Tercer semana de marzo. Ya sin clases, nos guardamos en casa. La cuarentena no es aún obligatoria, pero nos resguardamos: no hay necesidad de salir más. Sergio y yo estamos de licencia, la bebé está bien, Fabri recibe las primeras tareas vía web. Le avisamos que tenemos que suspender su fiesta de cumpleaños, programada para la semana siguiente. Trato de no llorar mientras se lo digo. Al final de esa semana, se decreta la cuarentena obligatoria y sólo podrán salir a trabajar algunos rubros esenciales. ¿Es posible ponernos en pausa? Algo así nos ocurre. A partir de ese momento, nuestro mundo casi se detiene, la vida transcurre en otro tiempo y en otro espacio, un espacio mínimo, un espacio íntimo. El hogar, y nada más. Los encuentros de las semanas anteriores no volverán a repetirse, quién sabe por cuánto tiempo. Escribo esto cuando comienza el confinamiento y ya parece escrito hace una vida atrás 

Abril. Esto se alarga cada vez más. Sergio vuelve a trabajar, pero desde casa. No hay idea de cuándo volverán las clases. Salimos una vez por semana a hacer compras básicas. Planificamos bien las comidas para no tener que volver a salir por un olvido. Nos pusimos en pausa, pero no del todo. La vida sigue pasando. Yo sigo atravesando el puerperio, así como otros atraviesan duelos, cambios, embarazos, nacimientos, crecimientos, viajes suspendidos, familias partidas que no pueden reencontrarse. Amigas y compañeras de trabajo tienen sus bebés en cuarentena. Ni siquiera los abuelos los llegan a conocer. El 22 de abril, tras 36 horas de trabajo de parto y angustioso acompañamiento virtual, nace en Inglaterra mi sobrina. La pandemia pegó con más fuerza allá que acá, y mi hermana sólo está un día internada: le dan de alta rápido para que esté el menor tiempo posible en el sanatorio. Su pareja puede acompañarla en el parto pero no puede quedarse a dormir la primera noche. Mi hermana se convirtió en madre a miles de kilómetros de su familia argentina, en medio de una pandemia y sin la presencia de su familia política inglesa.

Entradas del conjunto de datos
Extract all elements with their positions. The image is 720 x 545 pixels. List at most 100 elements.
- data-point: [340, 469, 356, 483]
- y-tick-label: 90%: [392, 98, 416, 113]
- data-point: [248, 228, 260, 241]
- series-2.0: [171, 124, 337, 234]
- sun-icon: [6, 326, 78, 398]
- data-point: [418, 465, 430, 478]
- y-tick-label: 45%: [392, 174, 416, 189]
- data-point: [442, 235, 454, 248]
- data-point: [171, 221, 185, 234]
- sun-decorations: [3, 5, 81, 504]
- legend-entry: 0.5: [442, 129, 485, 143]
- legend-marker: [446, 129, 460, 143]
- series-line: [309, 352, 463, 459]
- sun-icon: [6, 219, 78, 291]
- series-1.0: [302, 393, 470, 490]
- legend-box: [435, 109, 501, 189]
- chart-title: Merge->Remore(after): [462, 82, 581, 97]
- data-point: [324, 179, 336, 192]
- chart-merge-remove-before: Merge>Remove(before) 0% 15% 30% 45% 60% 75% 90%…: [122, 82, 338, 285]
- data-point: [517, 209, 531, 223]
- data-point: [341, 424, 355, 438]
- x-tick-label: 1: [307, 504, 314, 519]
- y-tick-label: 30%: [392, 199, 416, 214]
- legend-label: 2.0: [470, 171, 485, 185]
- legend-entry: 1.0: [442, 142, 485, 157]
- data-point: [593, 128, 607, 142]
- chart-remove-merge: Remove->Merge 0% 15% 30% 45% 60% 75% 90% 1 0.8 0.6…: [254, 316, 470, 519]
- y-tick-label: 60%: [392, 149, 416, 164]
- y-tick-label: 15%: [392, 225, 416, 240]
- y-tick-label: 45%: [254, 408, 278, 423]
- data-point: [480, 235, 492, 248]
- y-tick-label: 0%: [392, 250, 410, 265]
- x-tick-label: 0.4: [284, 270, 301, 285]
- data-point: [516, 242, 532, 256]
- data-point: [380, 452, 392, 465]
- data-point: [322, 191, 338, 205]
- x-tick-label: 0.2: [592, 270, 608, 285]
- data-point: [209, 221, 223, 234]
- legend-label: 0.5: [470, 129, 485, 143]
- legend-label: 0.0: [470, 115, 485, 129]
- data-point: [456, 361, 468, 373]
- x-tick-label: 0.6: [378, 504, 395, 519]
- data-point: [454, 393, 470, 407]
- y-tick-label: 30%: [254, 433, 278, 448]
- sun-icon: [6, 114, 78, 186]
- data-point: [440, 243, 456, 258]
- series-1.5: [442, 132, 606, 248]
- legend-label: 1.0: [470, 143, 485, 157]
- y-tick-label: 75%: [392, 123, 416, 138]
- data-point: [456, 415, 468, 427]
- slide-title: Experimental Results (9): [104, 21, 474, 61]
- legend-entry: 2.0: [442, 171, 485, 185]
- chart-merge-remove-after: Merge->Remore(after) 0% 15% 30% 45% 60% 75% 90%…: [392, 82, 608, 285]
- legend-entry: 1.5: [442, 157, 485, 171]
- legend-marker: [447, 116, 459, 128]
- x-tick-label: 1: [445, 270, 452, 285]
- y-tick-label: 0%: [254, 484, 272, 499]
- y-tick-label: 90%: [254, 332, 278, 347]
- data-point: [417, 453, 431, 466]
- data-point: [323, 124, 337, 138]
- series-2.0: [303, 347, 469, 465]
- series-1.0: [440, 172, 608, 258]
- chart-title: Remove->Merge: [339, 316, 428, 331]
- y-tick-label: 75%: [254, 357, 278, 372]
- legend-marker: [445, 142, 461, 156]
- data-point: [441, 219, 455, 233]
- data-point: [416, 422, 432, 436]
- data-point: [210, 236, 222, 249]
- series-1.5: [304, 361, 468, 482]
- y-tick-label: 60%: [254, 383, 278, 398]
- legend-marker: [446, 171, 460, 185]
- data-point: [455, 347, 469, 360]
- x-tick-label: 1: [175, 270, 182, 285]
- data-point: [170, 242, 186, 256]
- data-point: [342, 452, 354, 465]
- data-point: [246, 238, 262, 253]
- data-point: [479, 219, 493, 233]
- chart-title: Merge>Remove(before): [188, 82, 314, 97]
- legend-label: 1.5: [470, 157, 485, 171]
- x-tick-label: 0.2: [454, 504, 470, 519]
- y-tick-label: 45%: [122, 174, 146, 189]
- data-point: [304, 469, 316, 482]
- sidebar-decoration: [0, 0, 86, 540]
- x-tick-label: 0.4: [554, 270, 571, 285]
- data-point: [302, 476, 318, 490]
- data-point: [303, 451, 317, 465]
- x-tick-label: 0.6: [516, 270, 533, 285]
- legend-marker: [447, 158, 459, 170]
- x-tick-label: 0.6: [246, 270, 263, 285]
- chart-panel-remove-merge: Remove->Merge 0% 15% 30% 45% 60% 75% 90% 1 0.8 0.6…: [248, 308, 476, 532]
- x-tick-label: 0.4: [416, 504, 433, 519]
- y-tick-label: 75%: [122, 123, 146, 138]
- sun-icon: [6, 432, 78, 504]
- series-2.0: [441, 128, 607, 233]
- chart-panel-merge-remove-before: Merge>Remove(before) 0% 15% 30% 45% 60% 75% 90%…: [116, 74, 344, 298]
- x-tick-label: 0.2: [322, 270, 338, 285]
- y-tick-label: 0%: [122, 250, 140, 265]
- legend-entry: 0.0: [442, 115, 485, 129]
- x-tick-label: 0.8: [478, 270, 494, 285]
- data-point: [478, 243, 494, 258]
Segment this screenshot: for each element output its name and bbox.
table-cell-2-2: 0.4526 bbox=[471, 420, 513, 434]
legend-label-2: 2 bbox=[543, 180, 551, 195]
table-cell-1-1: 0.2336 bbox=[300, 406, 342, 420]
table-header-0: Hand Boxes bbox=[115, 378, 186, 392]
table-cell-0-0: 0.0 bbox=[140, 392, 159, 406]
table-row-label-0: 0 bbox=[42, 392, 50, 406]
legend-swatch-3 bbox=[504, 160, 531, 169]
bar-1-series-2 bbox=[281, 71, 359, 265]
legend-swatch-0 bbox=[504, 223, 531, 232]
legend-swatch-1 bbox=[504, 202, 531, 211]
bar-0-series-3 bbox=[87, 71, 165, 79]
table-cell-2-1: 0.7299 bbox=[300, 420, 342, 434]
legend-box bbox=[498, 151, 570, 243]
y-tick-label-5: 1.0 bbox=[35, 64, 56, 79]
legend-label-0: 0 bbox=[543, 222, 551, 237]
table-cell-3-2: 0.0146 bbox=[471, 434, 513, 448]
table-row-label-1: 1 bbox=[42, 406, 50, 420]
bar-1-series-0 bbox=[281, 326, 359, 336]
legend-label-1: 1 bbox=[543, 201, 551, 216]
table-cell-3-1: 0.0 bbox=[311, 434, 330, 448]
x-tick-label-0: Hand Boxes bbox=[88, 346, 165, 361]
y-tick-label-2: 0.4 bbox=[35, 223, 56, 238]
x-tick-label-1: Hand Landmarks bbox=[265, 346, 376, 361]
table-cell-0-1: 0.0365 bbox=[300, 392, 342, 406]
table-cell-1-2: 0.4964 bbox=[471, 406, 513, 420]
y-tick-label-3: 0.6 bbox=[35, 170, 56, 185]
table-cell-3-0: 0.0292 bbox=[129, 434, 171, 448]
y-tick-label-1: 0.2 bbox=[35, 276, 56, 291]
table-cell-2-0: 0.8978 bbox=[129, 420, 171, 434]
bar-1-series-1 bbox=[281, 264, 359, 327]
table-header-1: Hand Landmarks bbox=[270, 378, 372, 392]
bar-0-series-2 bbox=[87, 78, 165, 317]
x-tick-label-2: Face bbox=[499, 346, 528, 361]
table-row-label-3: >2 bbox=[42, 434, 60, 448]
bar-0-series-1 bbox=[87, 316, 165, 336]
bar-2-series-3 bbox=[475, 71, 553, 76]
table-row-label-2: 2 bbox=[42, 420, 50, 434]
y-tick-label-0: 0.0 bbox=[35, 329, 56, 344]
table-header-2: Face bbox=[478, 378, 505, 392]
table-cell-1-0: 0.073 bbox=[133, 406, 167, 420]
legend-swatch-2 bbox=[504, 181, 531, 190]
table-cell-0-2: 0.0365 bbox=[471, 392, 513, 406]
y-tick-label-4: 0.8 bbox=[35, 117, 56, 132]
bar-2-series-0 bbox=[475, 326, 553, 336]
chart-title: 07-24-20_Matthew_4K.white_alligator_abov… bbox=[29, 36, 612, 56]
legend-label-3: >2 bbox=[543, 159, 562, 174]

▸ PREGUNTAS
1: Enumera las situaciones que, según el relato sobre la cuarentena, atraviesan otros mientras quien narra sigue atravesando el puerperio.
2: Por favor, continúa el relato sobre la cuarentena a partir de su última oración.

▸ RESPUESTAS
1: Duelos, cambios, embarazos, nacimientos, crecimientos, viajes suspendidos y familias partidas que no pueden reencontrarse.

2:
Mayo. Acá seguimos, empezando una nueva etapa. Como dijo Victoria en este post , yo tampoco puedo pensar. Transcurrimos, nomás. Hibernamos. Hablamos con amigos y familiares, mandamos fotos, posteamos en redes sociales. Muchos están absorbidos por las tareas virtuales, desde la primera hasta la última hora del día. Muchos otros salen a trabajar a un mundo completamente diferente. Yo atravieso la licencia por maternidad más extraña que podría haber imaginado. Los únicos proyectos en los que puedo pensar son de muy corto plazo: la lista de las compras, la receta que estoy probando, el cuidado de los chicos, lograr ver un capítulo de una serie, escribir este post que me lleva semanas. Vamos día a día, hora a hora. El ánimo de todos pende de un hilo. Recuerdo mi vida en febrero y me parece otra vida; ni hablar la vida del julio pasado, cuando el embarazo comenzaba y nadie tenía idea de lo que se venía. 

Junio. Inicia un nuevo mes, faltan sólo días para el invierno y seguimos en casa. Llevamos 80 días en cuarentena y llegaremos a los cien. Hubo algunos cambios, pudimos salir a caminar por el parque de la mano, pero sin juegos de plaza ni interacción con otros niños. Es salida “recreativa” aunque de recreación no hay mucho. La beba ya tiene tres meses, de los cuales dos y medio estuvo encerrada en casa. Somos su mundo entero, y es abrumador. Algunas actividades vuelven, otras siguen limitadas. Tenemos nuestra rutina de cuarentena y nos acostumbramos a ella. Da miedo salir. El recuerdo de los meses previos al caos es cada vez más lejano. Tal vez por eso escribo, no por creer que mi historia sea excepcional sino para no olvidar aquella vida que ahora parece tan lejana, y para pensar que algo de eso aún puede volver, a pesar de los cambios. Para poder contarle a Valeria cómo fue era el mundo cuando nació. 

Escribo para cerrar este post y borro. Escribo y borro. No hay cierre. Las preguntas de los meses anteriores no tienen respuesta. No puedo aún imaginar el final de esta pesadilla.